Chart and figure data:
* * * * * * * * *
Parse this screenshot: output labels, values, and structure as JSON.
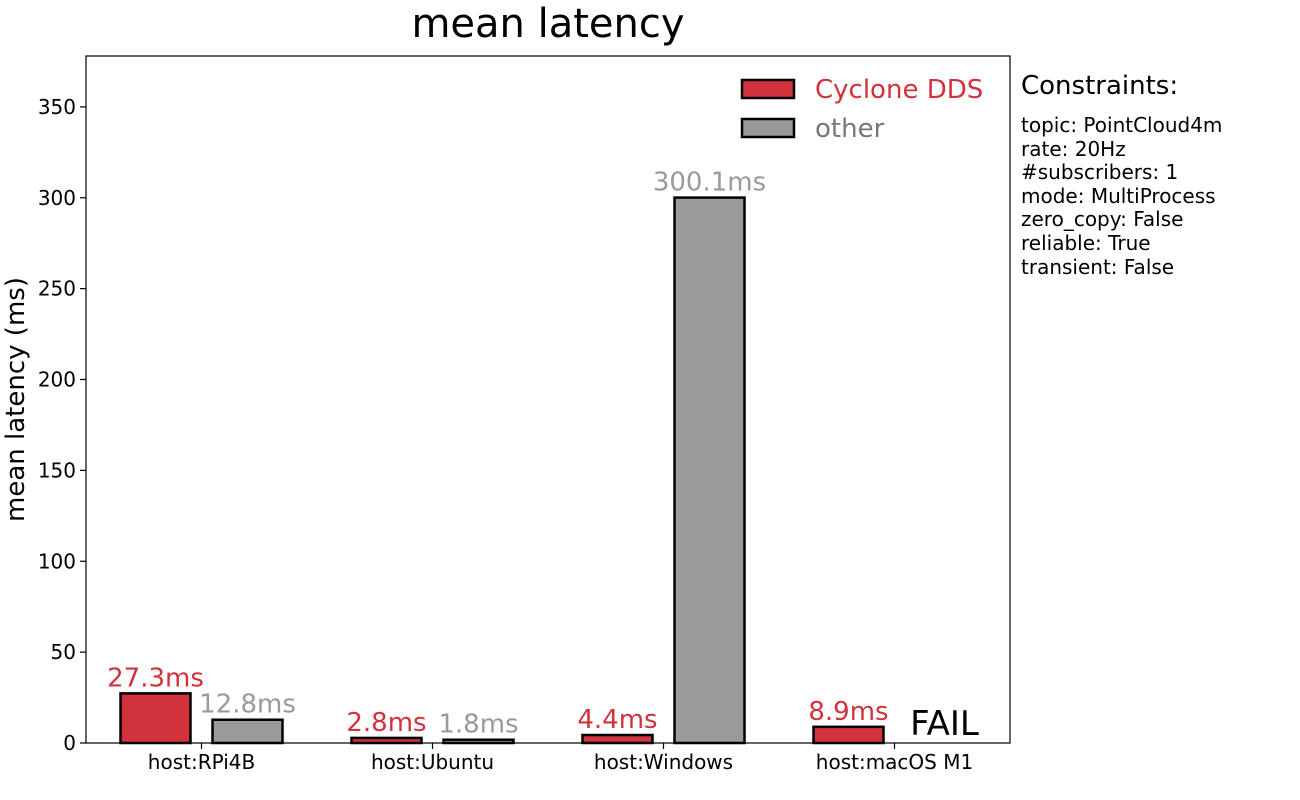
{
  "chart_data": {
    "type": "bar",
    "title": "mean latency",
    "xlabel": "",
    "ylabel": "mean latency (ms)",
    "ylim": [
      0,
      378
    ],
    "yticks": [
      0,
      50,
      100,
      150,
      200,
      250,
      300,
      350
    ],
    "categories": [
      "host:RPi4B",
      "host:Ubuntu",
      "host:Windows",
      "host:macOS M1"
    ],
    "series": [
      {
        "name": "Cyclone DDS",
        "color": "#d1323c",
        "values": [
          27.3,
          2.8,
          4.4,
          8.9
        ],
        "labels": [
          "27.3ms",
          "2.8ms",
          "4.4ms",
          "8.9ms"
        ]
      },
      {
        "name": "other",
        "color": "#9a9a9a",
        "values": [
          12.8,
          1.8,
          300.1,
          null
        ],
        "labels": [
          "12.8ms",
          "1.8ms",
          "300.1ms",
          "FAIL"
        ]
      }
    ],
    "legend_position": "top-right",
    "grid": false
  },
  "constraints": {
    "title": "Constraints:",
    "lines": [
      "topic: PointCloud4m",
      "rate: 20Hz",
      "#subscribers: 1",
      "mode: MultiProcess",
      "zero_copy: False",
      "reliable: True",
      "transient: False"
    ]
  }
}
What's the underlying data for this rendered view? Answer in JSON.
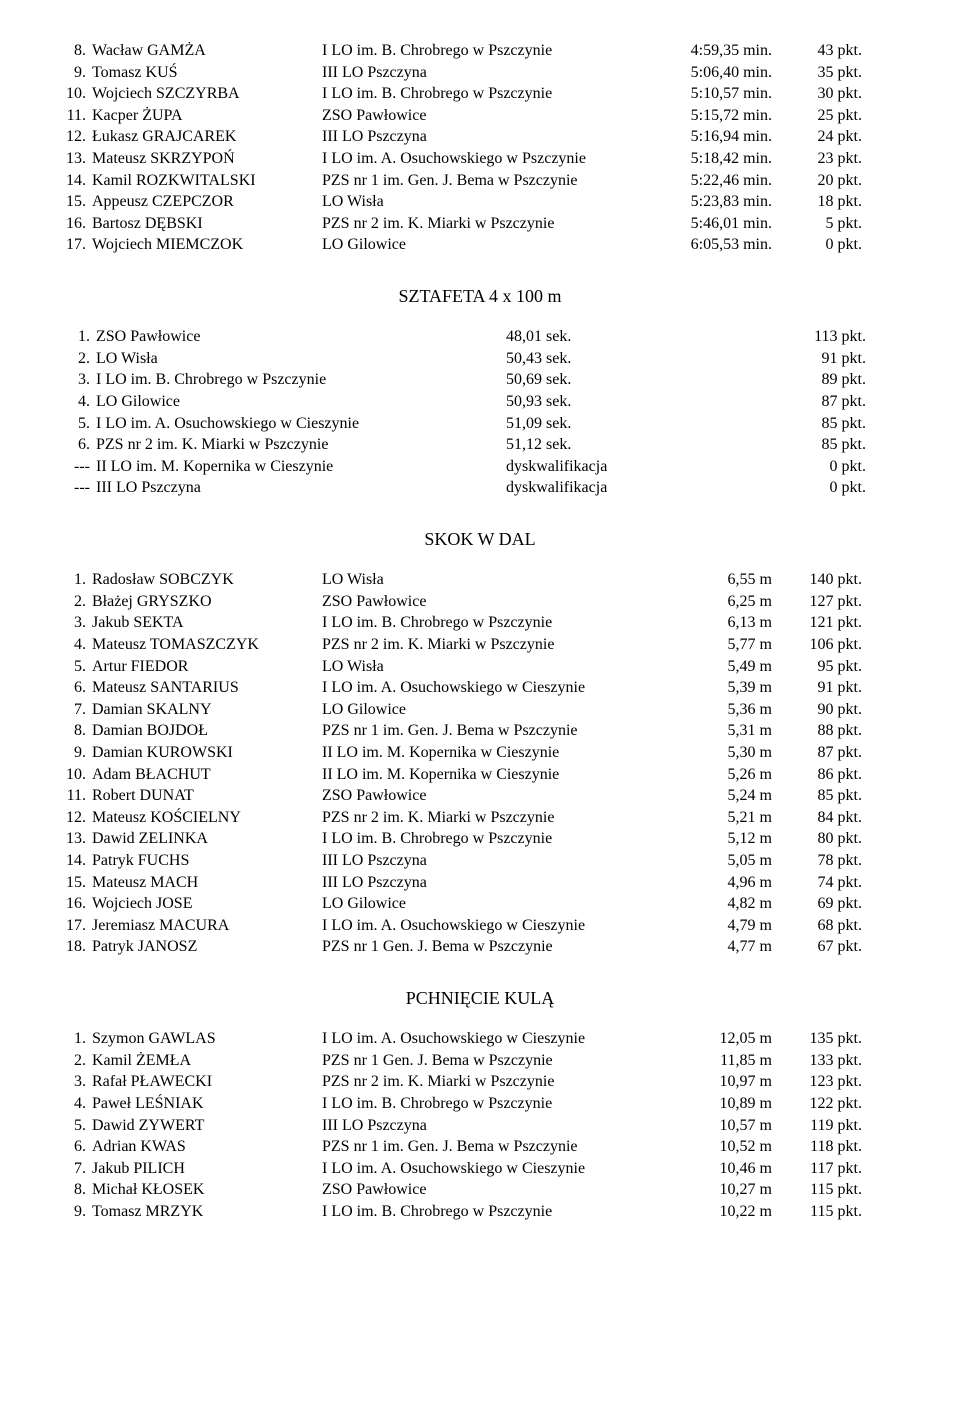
{
  "titles": {
    "relay": "SZTAFETA  4 x 100 m",
    "longjump": "SKOK  W  DAL",
    "shotput": "PCHNIĘCIE  KULĄ"
  },
  "top_list": [
    {
      "n": "8.",
      "name": "Wacław GAMŻA",
      "school": "I LO im. B. Chrobrego w Pszczynie",
      "val": "4:59,35 min.",
      "pts": "43 pkt."
    },
    {
      "n": "9.",
      "name": "Tomasz KUŚ",
      "school": "III LO Pszczyna",
      "val": "5:06,40 min.",
      "pts": "35 pkt."
    },
    {
      "n": "10.",
      "name": "Wojciech SZCZYRBA",
      "school": "I LO im. B. Chrobrego w Pszczynie",
      "val": "5:10,57 min.",
      "pts": "30 pkt."
    },
    {
      "n": "11.",
      "name": "Kacper ŻUPA",
      "school": "ZSO Pawłowice",
      "val": "5:15,72 min.",
      "pts": "25 pkt."
    },
    {
      "n": "12.",
      "name": "Łukasz GRAJCAREK",
      "school": "III LO Pszczyna",
      "val": "5:16,94 min.",
      "pts": "24 pkt."
    },
    {
      "n": "13.",
      "name": "Mateusz SKRZYPOŃ",
      "school": "I LO im. A. Osuchowskiego w Pszczynie",
      "val": "5:18,42 min.",
      "pts": "23 pkt."
    },
    {
      "n": "14.",
      "name": "Kamil ROZKWITALSKI",
      "school": "PZS nr 1 im. Gen. J. Bema w Pszczynie",
      "val": "5:22,46 min.",
      "pts": "20 pkt."
    },
    {
      "n": "15.",
      "name": "Appeusz CZEPCZOR",
      "school": "LO Wisła",
      "val": "5:23,83 min.",
      "pts": "18 pkt."
    },
    {
      "n": "16.",
      "name": "Bartosz DĘBSKI",
      "school": "PZS nr 2 im. K. Miarki w Pszczynie",
      "val": "5:46,01 min.",
      "pts": "5 pkt."
    },
    {
      "n": "17.",
      "name": "Wojciech MIEMCZOK",
      "school": "LO Gilowice",
      "val": "6:05,53 min.",
      "pts": "0 pkt."
    }
  ],
  "relay": [
    {
      "n": "1.",
      "name": "ZSO Pawłowice",
      "val": "48,01 sek.",
      "pts": "113 pkt."
    },
    {
      "n": "2.",
      "name": "LO Wisła",
      "val": "50,43 sek.",
      "pts": "91 pkt."
    },
    {
      "n": "3.",
      "name": "I LO im. B. Chrobrego w Pszczynie",
      "val": "50,69 sek.",
      "pts": "89 pkt."
    },
    {
      "n": "4.",
      "name": "LO Gilowice",
      "val": "50,93 sek.",
      "pts": "87 pkt."
    },
    {
      "n": "5.",
      "name": "I LO im. A. Osuchowskiego w Cieszynie",
      "val": "51,09 sek.",
      "pts": "85 pkt."
    },
    {
      "n": "6.",
      "name": "PZS nr 2 im. K. Miarki w Pszczynie",
      "val": "51,12 sek.",
      "pts": "85 pkt."
    },
    {
      "n": "---",
      "name": "II LO im. M. Kopernika w Cieszynie",
      "val": "dyskwalifikacja",
      "pts": "0 pkt."
    },
    {
      "n": "---",
      "name": "III LO Pszczyna",
      "val": "dyskwalifikacja",
      "pts": "0 pkt."
    }
  ],
  "longjump": [
    {
      "n": "1.",
      "name": "Radosław SOBCZYK",
      "school": "LO Wisła",
      "val": "6,55 m",
      "pts": "140 pkt."
    },
    {
      "n": "2.",
      "name": "Błażej GRYSZKO",
      "school": "ZSO Pawłowice",
      "val": "6,25 m",
      "pts": "127 pkt."
    },
    {
      "n": "3.",
      "name": "Jakub SEKTA",
      "school": "I LO im. B. Chrobrego w Pszczynie",
      "val": "6,13 m",
      "pts": "121 pkt."
    },
    {
      "n": "4.",
      "name": "Mateusz TOMASZCZYK",
      "school": "PZS nr 2 im. K. Miarki w Pszczynie",
      "val": "5,77 m",
      "pts": "106 pkt."
    },
    {
      "n": "5.",
      "name": "Artur FIEDOR",
      "school": "LO Wisła",
      "val": "5,49 m",
      "pts": "95 pkt."
    },
    {
      "n": "6.",
      "name": "Mateusz SANTARIUS",
      "school": "I LO im. A. Osuchowskiego w Cieszynie",
      "val": "5,39 m",
      "pts": "91 pkt."
    },
    {
      "n": "7.",
      "name": "Damian SKALNY",
      "school": "LO Gilowice",
      "val": "5,36 m",
      "pts": "90 pkt."
    },
    {
      "n": "8.",
      "name": "Damian BOJDOŁ",
      "school": "PZS nr 1 im. Gen. J. Bema w Pszczynie",
      "val": "5,31 m",
      "pts": "88 pkt."
    },
    {
      "n": "9.",
      "name": "Damian KUROWSKI",
      "school": "II LO im. M. Kopernika w Cieszynie",
      "val": "5,30 m",
      "pts": "87 pkt."
    },
    {
      "n": "10.",
      "name": "Adam BŁACHUT",
      "school": "II LO im. M. Kopernika w Cieszynie",
      "val": "5,26 m",
      "pts": "86 pkt."
    },
    {
      "n": "11.",
      "name": "Robert DUNAT",
      "school": "ZSO Pawłowice",
      "val": "5,24 m",
      "pts": "85 pkt."
    },
    {
      "n": "12.",
      "name": "Mateusz KOŚCIELNY",
      "school": "PZS nr 2 im. K. Miarki w Pszczynie",
      "val": "5,21 m",
      "pts": "84 pkt."
    },
    {
      "n": "13.",
      "name": "Dawid ZELINKA",
      "school": "I LO im. B. Chrobrego w Pszczynie",
      "val": "5,12 m",
      "pts": "80 pkt."
    },
    {
      "n": "14.",
      "name": "Patryk FUCHS",
      "school": "III LO Pszczyna",
      "val": "5,05 m",
      "pts": "78 pkt."
    },
    {
      "n": "15.",
      "name": "Mateusz MACH",
      "school": "III LO Pszczyna",
      "val": "4,96 m",
      "pts": "74 pkt."
    },
    {
      "n": "16.",
      "name": "Wojciech JOSE",
      "school": "LO Gilowice",
      "val": "4,82 m",
      "pts": "69 pkt."
    },
    {
      "n": "17.",
      "name": "Jeremiasz MACURA",
      "school": "I LO im. A. Osuchowskiego w Cieszynie",
      "val": "4,79 m",
      "pts": "68 pkt."
    },
    {
      "n": "18.",
      "name": "Patryk JANOSZ",
      "school": "PZS nr 1 Gen. J. Bema w Pszczynie",
      "val": "4,77 m",
      "pts": "67 pkt."
    }
  ],
  "shotput": [
    {
      "n": "1.",
      "name": "Szymon GAWLAS",
      "school": "I LO im. A. Osuchowskiego w Cieszynie",
      "val": "12,05 m",
      "pts": "135 pkt."
    },
    {
      "n": "2.",
      "name": "Kamil ŻEMŁA",
      "school": "PZS nr 1 Gen. J. Bema w Pszczynie",
      "val": "11,85 m",
      "pts": "133 pkt."
    },
    {
      "n": "3.",
      "name": "Rafał PŁAWECKI",
      "school": "PZS nr 2 im. K. Miarki w Pszczynie",
      "val": "10,97 m",
      "pts": "123 pkt."
    },
    {
      "n": "4.",
      "name": "Paweł LEŚNIAK",
      "school": "I LO im. B. Chrobrego w Pszczynie",
      "val": "10,89 m",
      "pts": "122 pkt."
    },
    {
      "n": "5.",
      "name": "Dawid ZYWERT",
      "school": "III LO Pszczyna",
      "val": "10,57 m",
      "pts": "119 pkt."
    },
    {
      "n": "6.",
      "name": "Adrian KWAS",
      "school": "PZS nr 1 im. Gen. J. Bema w Pszczynie",
      "val": "10,52 m",
      "pts": "118 pkt."
    },
    {
      "n": "7.",
      "name": "Jakub PILICH",
      "school": "I LO im. A. Osuchowskiego w Cieszynie",
      "val": "10,46 m",
      "pts": "117 pkt."
    },
    {
      "n": "8.",
      "name": "Michał KŁOSEK",
      "school": "ZSO Pawłowice",
      "val": "10,27 m",
      "pts": "115 pkt."
    },
    {
      "n": "9.",
      "name": "Tomasz MRZYK",
      "school": "I LO im. B. Chrobrego w Pszczynie",
      "val": "10,22 m",
      "pts": "115 pkt."
    }
  ]
}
* * * * * * * * *
_Requirements:_
Read through the entries and copy every line that includes "Kamil".

_Completed task:_
      "name": "Kamil ROZKWITALSKI",
      "name": "Kamil ŻEMŁA",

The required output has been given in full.